_Prompt_
Look through the records below, and copy out every line that holds the string "modify".

_The records_
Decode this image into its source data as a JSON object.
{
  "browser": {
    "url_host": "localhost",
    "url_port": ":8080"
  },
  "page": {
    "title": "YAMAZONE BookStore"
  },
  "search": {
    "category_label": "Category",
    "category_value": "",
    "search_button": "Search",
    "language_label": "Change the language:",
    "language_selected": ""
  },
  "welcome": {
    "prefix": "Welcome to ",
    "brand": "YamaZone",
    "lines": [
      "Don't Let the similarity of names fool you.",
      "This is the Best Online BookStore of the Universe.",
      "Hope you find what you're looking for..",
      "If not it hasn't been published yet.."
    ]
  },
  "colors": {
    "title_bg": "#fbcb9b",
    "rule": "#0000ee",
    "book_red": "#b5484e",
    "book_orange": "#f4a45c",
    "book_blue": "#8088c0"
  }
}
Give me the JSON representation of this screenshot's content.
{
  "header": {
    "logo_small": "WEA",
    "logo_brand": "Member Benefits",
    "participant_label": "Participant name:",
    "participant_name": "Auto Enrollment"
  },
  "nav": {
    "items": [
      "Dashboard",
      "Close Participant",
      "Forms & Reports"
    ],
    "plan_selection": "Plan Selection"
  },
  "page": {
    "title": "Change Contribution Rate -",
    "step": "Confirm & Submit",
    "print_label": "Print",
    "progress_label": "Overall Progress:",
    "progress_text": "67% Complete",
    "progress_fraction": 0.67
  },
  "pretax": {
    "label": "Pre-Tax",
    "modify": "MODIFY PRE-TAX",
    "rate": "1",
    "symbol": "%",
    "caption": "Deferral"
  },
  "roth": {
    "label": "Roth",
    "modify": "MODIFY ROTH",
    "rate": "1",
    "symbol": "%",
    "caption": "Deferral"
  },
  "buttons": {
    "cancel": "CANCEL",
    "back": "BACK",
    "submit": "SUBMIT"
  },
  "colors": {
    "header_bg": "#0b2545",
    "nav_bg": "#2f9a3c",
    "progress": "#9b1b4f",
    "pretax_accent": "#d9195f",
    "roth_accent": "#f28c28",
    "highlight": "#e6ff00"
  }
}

_Task solution_
    "modify": "MODIFY PRE-TAX",
    "modify": "MODIFY ROTH",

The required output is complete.